**THE PROBLEM:** Omit every picture while repeating the entries exactly.

═══ RECORDS SHOWN ═══

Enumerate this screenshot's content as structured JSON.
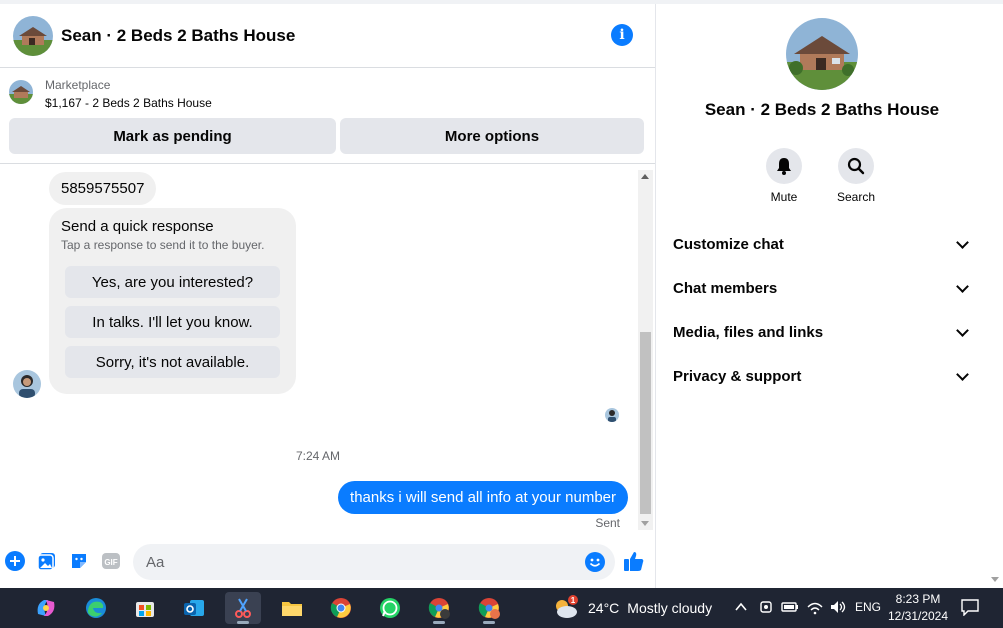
{
  "chat": {
    "title": "Sean · 2 Beds 2 Baths House",
    "marketplace": {
      "label": "Marketplace",
      "item": "$1,167 - 2 Beds 2 Baths House",
      "mark_pending": "Mark as pending",
      "more_options": "More options"
    },
    "messages": {
      "phone": "5859575507",
      "quick_response": {
        "title": "Send a quick response",
        "subtitle": "Tap a response to send it to the buyer.",
        "options": [
          "Yes, are you interested?",
          "In talks. I'll let you know.",
          "Sorry, it's not available."
        ]
      },
      "timestamp": "7:24 AM",
      "outgoing": "thanks i will send all info at your number",
      "status": "Sent"
    },
    "composer": {
      "placeholder": "Aa",
      "icons": [
        "plus-icon",
        "gallery-icon",
        "sticker-icon",
        "gif-icon",
        "emoji-icon",
        "like-icon"
      ],
      "gif_label": "GIF"
    }
  },
  "info": {
    "name": "Sean · 2 Beds 2 Baths House",
    "actions": [
      {
        "label": "Mute",
        "icon": "bell-icon"
      },
      {
        "label": "Search",
        "icon": "search-icon"
      }
    ],
    "sections": [
      "Customize chat",
      "Chat members",
      "Media, files and links",
      "Privacy & support"
    ]
  },
  "taskbar": {
    "weather": {
      "temp": "24°C",
      "condition": "Mostly cloudy",
      "badge": "1"
    },
    "language": "ENG",
    "time": "8:23 PM",
    "date": "12/31/2024"
  },
  "colors": {
    "accent": "#0a7cff",
    "bubble_in": "#f0f0f0",
    "button_bg": "#e4e6eb",
    "taskbar": "#1f2533"
  }
}
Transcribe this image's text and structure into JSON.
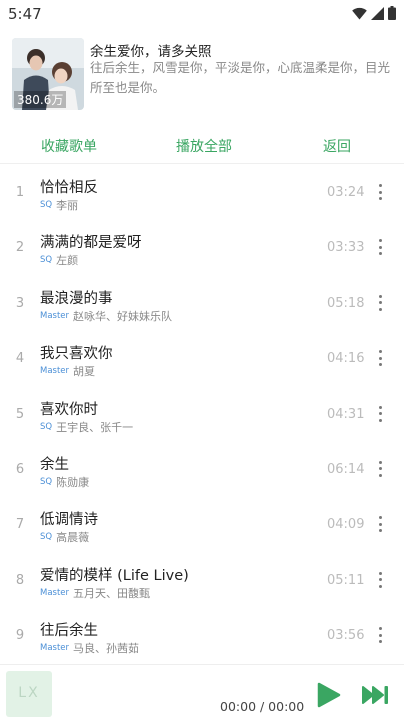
{
  "status_bar": {
    "time": "5:47"
  },
  "playlist": {
    "title": "余生爱你，请多关照",
    "description": "往后余生，风雪是你，平淡是你，心底温柔是你，目光所至也是你。",
    "play_count": "380.6万"
  },
  "actions": {
    "collect": "收藏歌单",
    "play_all": "播放全部",
    "back": "返回"
  },
  "songs": [
    {
      "index": "1",
      "name": "恰恰相反",
      "quality": "SQ",
      "artist": "李丽",
      "duration": "03:24"
    },
    {
      "index": "2",
      "name": "满满的都是爱呀",
      "quality": "SQ",
      "artist": "左颜",
      "duration": "03:33"
    },
    {
      "index": "3",
      "name": "最浪漫的事",
      "quality": "Master",
      "artist": "赵咏华、好妹妹乐队",
      "duration": "05:18"
    },
    {
      "index": "4",
      "name": "我只喜欢你",
      "quality": "Master",
      "artist": "胡夏",
      "duration": "04:16"
    },
    {
      "index": "5",
      "name": "喜欢你时",
      "quality": "SQ",
      "artist": "王宇良、张千一",
      "duration": "04:31"
    },
    {
      "index": "6",
      "name": "余生",
      "quality": "SQ",
      "artist": "陈勋康",
      "duration": "06:14"
    },
    {
      "index": "7",
      "name": "低调情诗",
      "quality": "SQ",
      "artist": "高晨薇",
      "duration": "04:09"
    },
    {
      "index": "8",
      "name": "爱情的模样 (Life Live)",
      "quality": "Master",
      "artist": "五月天、田馥甄",
      "duration": "05:11"
    },
    {
      "index": "9",
      "name": "往后余生",
      "quality": "Master",
      "artist": "马良、孙茜茹",
      "duration": "03:56"
    }
  ],
  "player": {
    "cover_text": "LX",
    "time": "00:00 / 00:00"
  },
  "colors": {
    "accent": "#3aa662",
    "quality": "#4b8fd6"
  },
  "icons": {
    "wifi": "wifi-icon",
    "signal": "signal-icon",
    "battery": "battery-icon",
    "more": "more-vertical-icon",
    "play": "play-icon",
    "next": "skip-next-icon"
  }
}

═══

**FINISHED ANSWER:**
Enumerate this screenshot's content as structured JSON.
{
  "chat": {
    "title": "Sean · 2 Beds 2 Baths House",
    "marketplace": {
      "label": "Marketplace",
      "item": "$1,167 - 2 Beds 2 Baths House",
      "mark_pending": "Mark as pending",
      "more_options": "More options"
    },
    "messages": {
      "phone": "5859575507",
      "quick_response": {
        "title": "Send a quick response",
        "subtitle": "Tap a response to send it to the buyer.",
        "options": [
          "Yes, are you interested?",
          "In talks. I'll let you know.",
          "Sorry, it's not available."
        ]
      },
      "timestamp": "7:24 AM",
      "outgoing": "thanks i will send all info at your number",
      "status": "Sent"
    },
    "composer": {
      "placeholder": "Aa",
      "icons": [
        "plus-icon",
        "gallery-icon",
        "sticker-icon",
        "gif-icon",
        "emoji-icon",
        "like-icon"
      ],
      "gif_label": "GIF"
    }
  },
  "info": {
    "name": "Sean · 2 Beds 2 Baths House",
    "actions": [
      {
        "label": "Mute",
        "icon": "bell-icon"
      },
      {
        "label": "Search",
        "icon": "search-icon"
      }
    ],
    "sections": [
      "Customize chat",
      "Chat members",
      "Media, files and links",
      "Privacy & support"
    ]
  },
  "taskbar": {
    "weather": {
      "temp": "24°C",
      "condition": "Mostly cloudy",
      "badge": "1"
    },
    "language": "ENG",
    "time": "8:23 PM",
    "date": "12/31/2024"
  },
  "colors": {
    "accent": "#0a7cff",
    "bubble_in": "#f0f0f0",
    "button_bg": "#e4e6eb",
    "taskbar": "#1f2533"
  }
}
Transcribe this image's text and structure into JSON.
{
  "status_bar": {
    "time": "5:47"
  },
  "playlist": {
    "title": "余生爱你，请多关照",
    "description": "往后余生，风雪是你，平淡是你，心底温柔是你，目光所至也是你。",
    "play_count": "380.6万"
  },
  "actions": {
    "collect": "收藏歌单",
    "play_all": "播放全部",
    "back": "返回"
  },
  "songs": [
    {
      "index": "1",
      "name": "恰恰相反",
      "quality": "SQ",
      "artist": "李丽",
      "duration": "03:24"
    },
    {
      "index": "2",
      "name": "满满的都是爱呀",
      "quality": "SQ",
      "artist": "左颜",
      "duration": "03:33"
    },
    {
      "index": "3",
      "name": "最浪漫的事",
      "quality": "Master",
      "artist": "赵咏华、好妹妹乐队",
      "duration": "05:18"
    },
    {
      "index": "4",
      "name": "我只喜欢你",
      "quality": "Master",
      "artist": "胡夏",
      "duration": "04:16"
    },
    {
      "index": "5",
      "name": "喜欢你时",
      "quality": "SQ",
      "artist": "王宇良、张千一",
      "duration": "04:31"
    },
    {
      "index": "6",
      "name": "余生",
      "quality": "SQ",
      "artist": "陈勋康",
      "duration": "06:14"
    },
    {
      "index": "7",
      "name": "低调情诗",
      "quality": "SQ",
      "artist": "高晨薇",
      "duration": "04:09"
    },
    {
      "index": "8",
      "name": "爱情的模样 (Life Live)",
      "quality": "Master",
      "artist": "五月天、田馥甄",
      "duration": "05:11"
    },
    {
      "index": "9",
      "name": "往后余生",
      "quality": "Master",
      "artist": "马良、孙茜茹",
      "duration": "03:56"
    }
  ],
  "player": {
    "cover_text": "LX",
    "time": "00:00 / 00:00"
  },
  "colors": {
    "accent": "#3aa662",
    "quality": "#4b8fd6"
  },
  "icons": {
    "wifi": "wifi-icon",
    "signal": "signal-icon",
    "battery": "battery-icon",
    "more": "more-vertical-icon",
    "play": "play-icon",
    "next": "skip-next-icon"
  }
}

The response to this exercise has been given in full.